##### EXERCISE INPUT #####
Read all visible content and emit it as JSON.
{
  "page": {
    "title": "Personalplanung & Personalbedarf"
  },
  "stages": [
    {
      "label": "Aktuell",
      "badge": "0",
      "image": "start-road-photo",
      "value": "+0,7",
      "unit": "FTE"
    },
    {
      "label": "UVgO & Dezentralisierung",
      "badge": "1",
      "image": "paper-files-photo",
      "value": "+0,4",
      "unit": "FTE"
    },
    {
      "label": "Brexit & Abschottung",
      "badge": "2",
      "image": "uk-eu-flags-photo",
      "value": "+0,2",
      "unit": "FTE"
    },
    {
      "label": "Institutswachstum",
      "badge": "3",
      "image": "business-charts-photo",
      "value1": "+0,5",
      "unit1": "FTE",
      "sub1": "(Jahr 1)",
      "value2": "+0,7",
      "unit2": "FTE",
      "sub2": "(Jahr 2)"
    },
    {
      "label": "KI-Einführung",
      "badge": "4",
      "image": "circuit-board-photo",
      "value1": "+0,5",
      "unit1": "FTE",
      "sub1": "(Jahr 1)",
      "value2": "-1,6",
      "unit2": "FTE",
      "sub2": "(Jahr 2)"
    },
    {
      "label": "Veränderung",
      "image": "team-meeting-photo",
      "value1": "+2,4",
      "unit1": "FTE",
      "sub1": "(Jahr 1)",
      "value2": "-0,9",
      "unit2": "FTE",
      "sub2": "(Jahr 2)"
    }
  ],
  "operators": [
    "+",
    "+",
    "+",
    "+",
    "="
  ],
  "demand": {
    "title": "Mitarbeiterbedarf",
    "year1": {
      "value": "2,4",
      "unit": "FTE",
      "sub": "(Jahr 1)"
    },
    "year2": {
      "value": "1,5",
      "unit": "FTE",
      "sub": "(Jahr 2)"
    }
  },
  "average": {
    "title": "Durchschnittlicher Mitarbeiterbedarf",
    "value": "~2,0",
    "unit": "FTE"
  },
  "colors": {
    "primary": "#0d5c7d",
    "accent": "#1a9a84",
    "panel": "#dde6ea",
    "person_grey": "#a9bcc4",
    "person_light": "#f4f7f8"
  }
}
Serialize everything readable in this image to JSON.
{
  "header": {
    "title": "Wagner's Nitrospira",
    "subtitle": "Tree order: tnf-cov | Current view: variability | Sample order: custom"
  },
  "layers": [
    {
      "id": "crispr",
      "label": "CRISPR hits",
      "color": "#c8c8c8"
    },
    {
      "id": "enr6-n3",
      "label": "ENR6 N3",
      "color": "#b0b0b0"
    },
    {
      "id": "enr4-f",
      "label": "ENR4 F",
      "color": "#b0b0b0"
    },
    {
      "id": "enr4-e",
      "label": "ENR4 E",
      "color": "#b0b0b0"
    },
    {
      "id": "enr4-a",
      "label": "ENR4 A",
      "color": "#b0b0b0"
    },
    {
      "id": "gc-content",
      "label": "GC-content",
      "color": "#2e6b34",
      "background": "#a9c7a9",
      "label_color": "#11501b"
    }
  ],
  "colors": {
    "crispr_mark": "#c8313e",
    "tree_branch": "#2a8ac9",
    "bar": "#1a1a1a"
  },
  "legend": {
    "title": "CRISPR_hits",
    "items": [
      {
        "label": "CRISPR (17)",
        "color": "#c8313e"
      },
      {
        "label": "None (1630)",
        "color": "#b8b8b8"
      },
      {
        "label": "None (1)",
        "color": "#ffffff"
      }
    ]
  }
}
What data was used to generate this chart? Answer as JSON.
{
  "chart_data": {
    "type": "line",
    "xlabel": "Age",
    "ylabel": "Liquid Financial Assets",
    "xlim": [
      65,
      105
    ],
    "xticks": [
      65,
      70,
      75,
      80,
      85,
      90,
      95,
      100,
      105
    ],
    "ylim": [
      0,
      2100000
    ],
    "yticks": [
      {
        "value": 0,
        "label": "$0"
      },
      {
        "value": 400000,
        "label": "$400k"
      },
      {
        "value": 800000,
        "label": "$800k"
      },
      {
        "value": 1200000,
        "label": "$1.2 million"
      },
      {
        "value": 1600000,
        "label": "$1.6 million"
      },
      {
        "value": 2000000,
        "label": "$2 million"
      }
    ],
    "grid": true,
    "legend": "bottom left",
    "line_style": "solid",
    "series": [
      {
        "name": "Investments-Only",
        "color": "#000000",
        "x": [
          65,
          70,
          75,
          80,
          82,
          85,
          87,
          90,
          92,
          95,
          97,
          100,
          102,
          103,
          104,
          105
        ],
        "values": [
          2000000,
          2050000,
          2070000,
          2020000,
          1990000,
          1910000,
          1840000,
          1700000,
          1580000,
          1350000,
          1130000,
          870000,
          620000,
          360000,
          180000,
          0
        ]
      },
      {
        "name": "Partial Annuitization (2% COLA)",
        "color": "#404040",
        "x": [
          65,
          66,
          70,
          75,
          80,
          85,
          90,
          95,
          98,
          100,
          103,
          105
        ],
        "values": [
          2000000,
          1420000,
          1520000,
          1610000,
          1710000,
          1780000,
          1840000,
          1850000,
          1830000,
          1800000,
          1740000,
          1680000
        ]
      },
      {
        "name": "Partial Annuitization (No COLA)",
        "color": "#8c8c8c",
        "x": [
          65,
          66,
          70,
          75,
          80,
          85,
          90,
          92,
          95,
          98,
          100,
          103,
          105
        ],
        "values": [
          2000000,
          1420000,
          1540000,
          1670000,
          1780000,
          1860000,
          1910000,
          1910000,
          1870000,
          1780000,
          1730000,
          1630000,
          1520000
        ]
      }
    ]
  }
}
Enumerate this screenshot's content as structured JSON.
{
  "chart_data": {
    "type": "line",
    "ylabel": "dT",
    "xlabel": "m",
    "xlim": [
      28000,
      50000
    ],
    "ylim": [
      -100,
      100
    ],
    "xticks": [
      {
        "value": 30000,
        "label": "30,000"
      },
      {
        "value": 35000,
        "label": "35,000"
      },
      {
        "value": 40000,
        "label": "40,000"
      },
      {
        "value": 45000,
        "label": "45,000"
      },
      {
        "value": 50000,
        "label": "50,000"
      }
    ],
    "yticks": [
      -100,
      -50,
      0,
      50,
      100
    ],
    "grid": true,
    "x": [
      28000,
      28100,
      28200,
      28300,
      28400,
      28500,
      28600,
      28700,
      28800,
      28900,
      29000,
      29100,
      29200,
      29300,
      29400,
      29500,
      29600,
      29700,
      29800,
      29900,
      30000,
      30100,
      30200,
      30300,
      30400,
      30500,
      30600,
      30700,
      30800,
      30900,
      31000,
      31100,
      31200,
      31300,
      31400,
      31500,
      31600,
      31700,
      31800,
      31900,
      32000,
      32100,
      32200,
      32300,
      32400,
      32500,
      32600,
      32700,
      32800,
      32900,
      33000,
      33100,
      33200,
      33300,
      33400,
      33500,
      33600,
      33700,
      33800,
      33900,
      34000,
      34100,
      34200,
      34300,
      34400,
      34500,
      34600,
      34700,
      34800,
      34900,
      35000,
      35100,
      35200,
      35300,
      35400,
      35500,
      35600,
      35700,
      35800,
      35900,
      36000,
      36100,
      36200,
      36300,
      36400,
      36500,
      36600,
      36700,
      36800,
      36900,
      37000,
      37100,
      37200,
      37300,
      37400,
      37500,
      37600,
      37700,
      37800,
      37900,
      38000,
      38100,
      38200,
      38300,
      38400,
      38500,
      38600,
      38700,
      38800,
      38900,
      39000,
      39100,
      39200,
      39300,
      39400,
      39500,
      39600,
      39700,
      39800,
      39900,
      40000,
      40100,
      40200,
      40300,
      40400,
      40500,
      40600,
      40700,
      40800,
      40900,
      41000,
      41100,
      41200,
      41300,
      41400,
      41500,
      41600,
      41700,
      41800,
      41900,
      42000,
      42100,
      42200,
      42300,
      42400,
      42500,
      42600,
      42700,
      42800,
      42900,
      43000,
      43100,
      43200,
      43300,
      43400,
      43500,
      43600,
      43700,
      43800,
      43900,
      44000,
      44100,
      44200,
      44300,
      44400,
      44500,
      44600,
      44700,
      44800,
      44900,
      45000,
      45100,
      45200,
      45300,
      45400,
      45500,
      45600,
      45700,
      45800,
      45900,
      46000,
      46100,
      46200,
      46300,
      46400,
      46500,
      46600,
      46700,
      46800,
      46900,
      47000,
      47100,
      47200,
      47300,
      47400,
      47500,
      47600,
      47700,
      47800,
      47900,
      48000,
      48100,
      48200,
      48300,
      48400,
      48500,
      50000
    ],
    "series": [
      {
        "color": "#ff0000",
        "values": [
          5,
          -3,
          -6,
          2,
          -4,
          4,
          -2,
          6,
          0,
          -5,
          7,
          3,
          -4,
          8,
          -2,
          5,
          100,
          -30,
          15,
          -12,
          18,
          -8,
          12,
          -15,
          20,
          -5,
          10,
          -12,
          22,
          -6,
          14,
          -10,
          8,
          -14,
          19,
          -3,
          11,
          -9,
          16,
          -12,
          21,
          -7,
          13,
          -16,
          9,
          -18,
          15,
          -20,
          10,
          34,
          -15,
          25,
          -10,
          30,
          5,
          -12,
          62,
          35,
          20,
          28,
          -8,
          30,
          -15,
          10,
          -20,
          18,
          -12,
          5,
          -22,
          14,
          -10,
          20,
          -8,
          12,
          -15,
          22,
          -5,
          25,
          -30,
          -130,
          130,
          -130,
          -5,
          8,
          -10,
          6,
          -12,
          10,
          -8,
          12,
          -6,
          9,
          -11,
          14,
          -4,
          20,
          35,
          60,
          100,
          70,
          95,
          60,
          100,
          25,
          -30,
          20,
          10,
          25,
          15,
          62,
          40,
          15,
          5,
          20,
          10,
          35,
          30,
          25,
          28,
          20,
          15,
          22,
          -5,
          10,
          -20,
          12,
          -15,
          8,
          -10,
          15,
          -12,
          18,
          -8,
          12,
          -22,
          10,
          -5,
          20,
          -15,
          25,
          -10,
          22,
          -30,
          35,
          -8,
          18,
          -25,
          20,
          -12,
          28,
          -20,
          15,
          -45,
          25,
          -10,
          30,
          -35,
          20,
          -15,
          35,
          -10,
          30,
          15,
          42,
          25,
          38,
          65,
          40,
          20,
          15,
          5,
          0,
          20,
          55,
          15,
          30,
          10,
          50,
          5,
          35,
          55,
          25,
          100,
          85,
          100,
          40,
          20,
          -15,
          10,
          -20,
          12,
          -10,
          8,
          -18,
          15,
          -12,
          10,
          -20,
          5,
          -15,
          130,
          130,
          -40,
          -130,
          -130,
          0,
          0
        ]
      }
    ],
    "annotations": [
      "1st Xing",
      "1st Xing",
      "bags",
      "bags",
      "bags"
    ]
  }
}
#####
=== PROBLEM TO SOLVE ===
Determine how many of the lines above hold the word "Mitarbeiterbedarf", and output that number by itself.

=== ANSWER TO THIS EXERCISE ===
2